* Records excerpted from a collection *
------------------------------------------------
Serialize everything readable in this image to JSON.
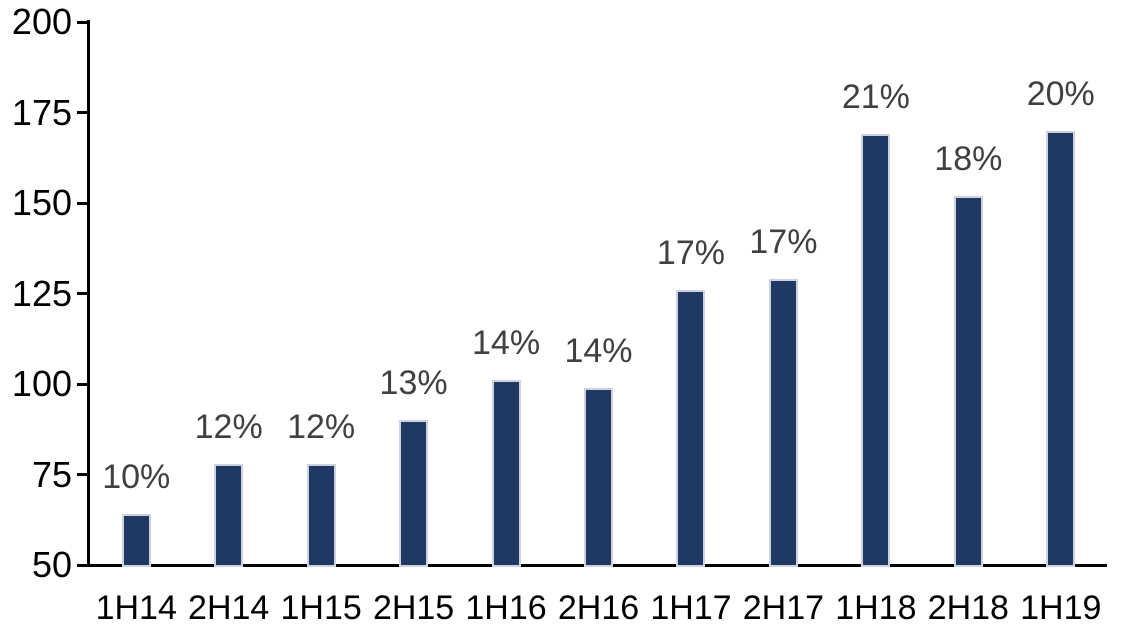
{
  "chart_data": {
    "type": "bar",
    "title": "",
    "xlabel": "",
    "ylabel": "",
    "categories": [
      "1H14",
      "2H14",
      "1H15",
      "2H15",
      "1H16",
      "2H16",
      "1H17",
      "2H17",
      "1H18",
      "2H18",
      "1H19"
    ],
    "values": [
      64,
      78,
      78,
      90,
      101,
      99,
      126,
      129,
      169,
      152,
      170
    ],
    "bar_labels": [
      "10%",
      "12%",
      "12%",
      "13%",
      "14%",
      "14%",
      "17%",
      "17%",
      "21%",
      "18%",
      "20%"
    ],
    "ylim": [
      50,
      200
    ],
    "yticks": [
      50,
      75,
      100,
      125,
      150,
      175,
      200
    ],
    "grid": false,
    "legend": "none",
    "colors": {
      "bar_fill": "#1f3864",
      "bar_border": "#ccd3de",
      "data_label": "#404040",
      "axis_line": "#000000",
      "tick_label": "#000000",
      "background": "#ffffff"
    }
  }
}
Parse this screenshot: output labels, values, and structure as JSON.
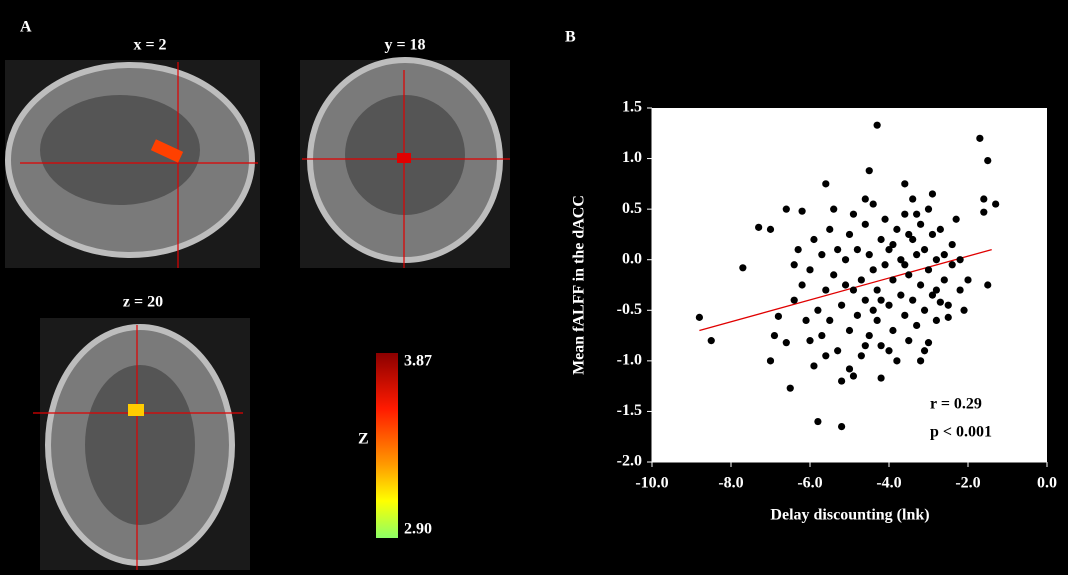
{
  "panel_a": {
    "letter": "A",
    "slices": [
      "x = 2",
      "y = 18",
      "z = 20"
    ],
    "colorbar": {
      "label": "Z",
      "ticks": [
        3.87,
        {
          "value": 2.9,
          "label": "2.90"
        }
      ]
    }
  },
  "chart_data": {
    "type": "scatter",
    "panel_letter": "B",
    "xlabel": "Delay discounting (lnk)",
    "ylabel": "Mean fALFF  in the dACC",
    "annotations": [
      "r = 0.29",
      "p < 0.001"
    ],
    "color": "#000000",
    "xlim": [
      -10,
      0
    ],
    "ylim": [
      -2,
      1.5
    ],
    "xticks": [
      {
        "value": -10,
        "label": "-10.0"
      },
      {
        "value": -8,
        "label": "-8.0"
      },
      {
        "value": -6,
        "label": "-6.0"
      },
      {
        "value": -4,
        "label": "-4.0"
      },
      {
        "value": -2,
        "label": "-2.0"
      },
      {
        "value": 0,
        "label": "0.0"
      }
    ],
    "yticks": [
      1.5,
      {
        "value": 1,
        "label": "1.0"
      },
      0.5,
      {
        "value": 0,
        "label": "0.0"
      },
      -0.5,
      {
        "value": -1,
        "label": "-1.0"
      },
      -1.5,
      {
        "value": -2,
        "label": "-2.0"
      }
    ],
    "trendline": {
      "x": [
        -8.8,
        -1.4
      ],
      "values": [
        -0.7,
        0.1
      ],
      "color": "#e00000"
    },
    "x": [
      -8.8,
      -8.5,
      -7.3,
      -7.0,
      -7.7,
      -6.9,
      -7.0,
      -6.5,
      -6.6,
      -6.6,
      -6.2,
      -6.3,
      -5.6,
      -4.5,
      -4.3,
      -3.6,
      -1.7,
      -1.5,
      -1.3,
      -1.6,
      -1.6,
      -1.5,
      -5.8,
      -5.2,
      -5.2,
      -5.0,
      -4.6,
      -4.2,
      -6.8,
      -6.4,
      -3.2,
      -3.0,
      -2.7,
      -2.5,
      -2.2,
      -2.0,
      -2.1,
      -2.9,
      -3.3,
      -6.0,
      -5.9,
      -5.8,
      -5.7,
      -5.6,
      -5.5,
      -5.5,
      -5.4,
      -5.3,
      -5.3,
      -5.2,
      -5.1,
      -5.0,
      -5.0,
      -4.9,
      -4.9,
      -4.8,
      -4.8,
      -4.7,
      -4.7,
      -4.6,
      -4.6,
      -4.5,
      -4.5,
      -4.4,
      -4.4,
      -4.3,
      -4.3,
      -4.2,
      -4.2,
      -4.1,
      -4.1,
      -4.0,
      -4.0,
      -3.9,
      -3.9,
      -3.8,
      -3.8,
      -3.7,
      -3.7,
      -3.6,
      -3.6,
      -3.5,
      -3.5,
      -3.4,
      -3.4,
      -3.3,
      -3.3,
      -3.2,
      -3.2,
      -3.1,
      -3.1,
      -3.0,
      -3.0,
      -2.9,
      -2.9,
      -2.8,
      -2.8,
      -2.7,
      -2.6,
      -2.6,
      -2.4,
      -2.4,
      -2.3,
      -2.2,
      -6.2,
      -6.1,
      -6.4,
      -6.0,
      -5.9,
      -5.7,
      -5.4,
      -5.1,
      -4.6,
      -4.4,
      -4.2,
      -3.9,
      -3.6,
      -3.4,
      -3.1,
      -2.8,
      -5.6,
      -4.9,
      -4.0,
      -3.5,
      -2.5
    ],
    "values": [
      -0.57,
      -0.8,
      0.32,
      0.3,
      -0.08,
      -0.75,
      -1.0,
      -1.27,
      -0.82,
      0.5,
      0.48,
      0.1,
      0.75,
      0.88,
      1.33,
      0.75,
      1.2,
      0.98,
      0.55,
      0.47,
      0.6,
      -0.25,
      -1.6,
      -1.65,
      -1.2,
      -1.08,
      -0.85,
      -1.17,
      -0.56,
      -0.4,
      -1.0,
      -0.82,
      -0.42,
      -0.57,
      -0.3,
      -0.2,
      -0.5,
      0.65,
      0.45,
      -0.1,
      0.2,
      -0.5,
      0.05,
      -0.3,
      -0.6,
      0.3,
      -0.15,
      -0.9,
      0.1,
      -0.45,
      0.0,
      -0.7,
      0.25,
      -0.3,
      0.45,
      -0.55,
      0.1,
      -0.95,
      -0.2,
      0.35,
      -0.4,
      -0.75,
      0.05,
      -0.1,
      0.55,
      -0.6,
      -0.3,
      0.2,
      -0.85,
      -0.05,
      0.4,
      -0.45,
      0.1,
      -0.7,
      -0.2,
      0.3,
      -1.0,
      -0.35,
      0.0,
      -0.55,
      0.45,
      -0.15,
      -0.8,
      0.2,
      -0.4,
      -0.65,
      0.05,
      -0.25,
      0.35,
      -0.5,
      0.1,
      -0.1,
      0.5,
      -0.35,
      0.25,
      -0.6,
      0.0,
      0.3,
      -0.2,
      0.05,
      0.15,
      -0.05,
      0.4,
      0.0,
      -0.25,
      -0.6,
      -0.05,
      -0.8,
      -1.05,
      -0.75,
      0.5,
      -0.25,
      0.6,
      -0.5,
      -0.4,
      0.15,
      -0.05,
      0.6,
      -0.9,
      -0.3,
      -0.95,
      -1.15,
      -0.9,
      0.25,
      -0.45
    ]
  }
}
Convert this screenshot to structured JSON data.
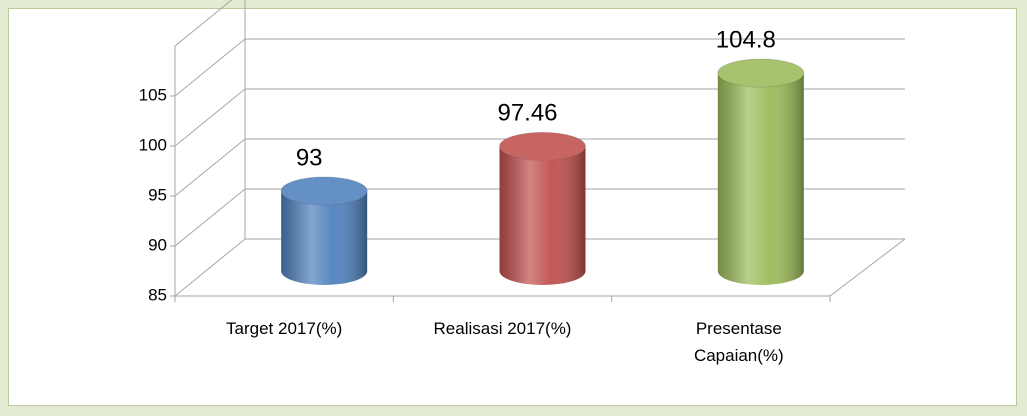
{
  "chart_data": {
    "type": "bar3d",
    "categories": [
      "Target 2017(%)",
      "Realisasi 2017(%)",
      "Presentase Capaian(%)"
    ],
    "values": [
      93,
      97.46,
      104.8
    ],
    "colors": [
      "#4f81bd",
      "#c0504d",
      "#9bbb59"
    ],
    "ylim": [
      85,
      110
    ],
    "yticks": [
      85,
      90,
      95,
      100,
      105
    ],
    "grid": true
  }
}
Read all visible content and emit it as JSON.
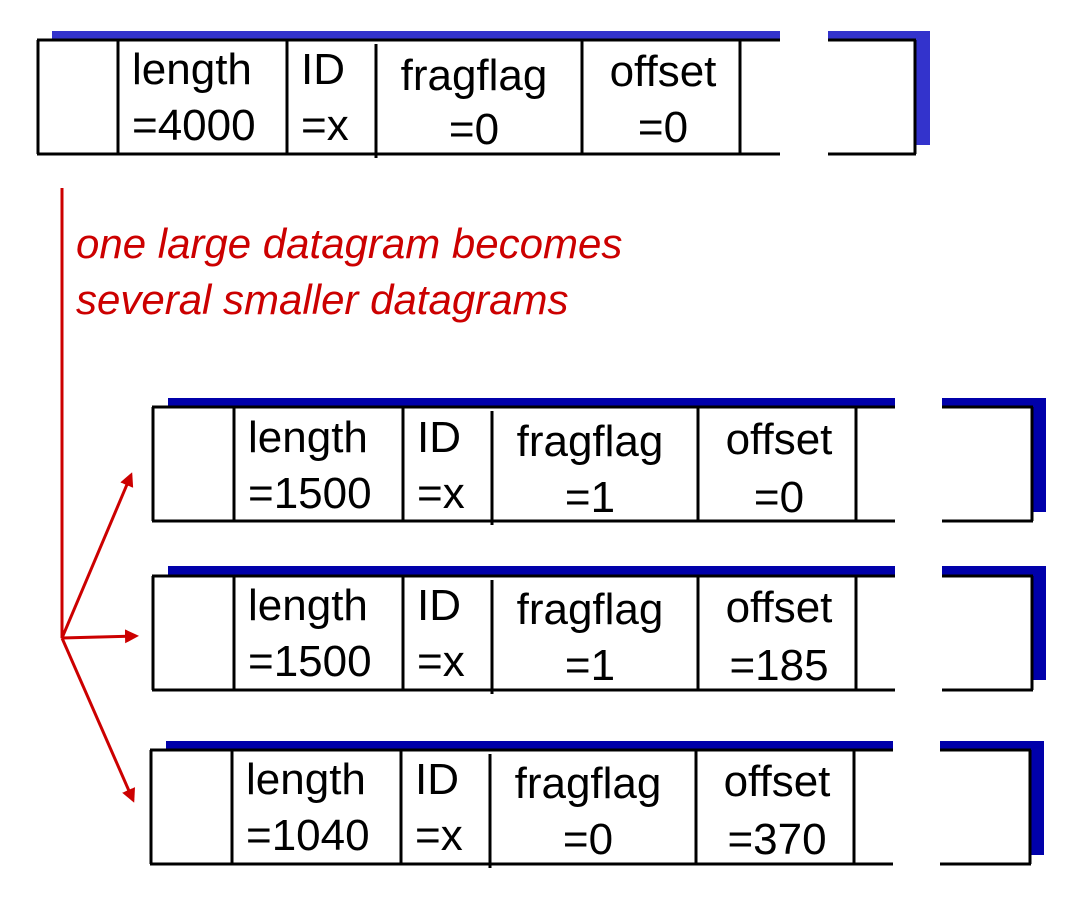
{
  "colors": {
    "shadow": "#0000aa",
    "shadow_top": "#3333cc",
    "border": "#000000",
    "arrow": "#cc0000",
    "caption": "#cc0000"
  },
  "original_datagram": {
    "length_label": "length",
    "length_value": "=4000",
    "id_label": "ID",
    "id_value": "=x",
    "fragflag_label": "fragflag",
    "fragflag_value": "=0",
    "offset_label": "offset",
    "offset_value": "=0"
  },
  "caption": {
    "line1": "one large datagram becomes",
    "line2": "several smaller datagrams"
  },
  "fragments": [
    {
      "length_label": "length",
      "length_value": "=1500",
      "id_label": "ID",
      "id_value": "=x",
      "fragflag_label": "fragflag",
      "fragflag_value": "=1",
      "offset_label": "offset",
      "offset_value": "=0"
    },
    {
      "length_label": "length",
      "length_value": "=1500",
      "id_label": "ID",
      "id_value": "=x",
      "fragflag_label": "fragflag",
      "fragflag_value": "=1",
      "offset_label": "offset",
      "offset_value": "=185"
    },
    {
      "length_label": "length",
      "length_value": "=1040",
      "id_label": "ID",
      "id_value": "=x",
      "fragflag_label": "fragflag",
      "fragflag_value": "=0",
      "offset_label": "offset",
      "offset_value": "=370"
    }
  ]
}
------------------------------------------------
* DIRECTION *
Across the entries, how many lines hold the word "this"? Say only the number.

* ANSWER BELOW *
3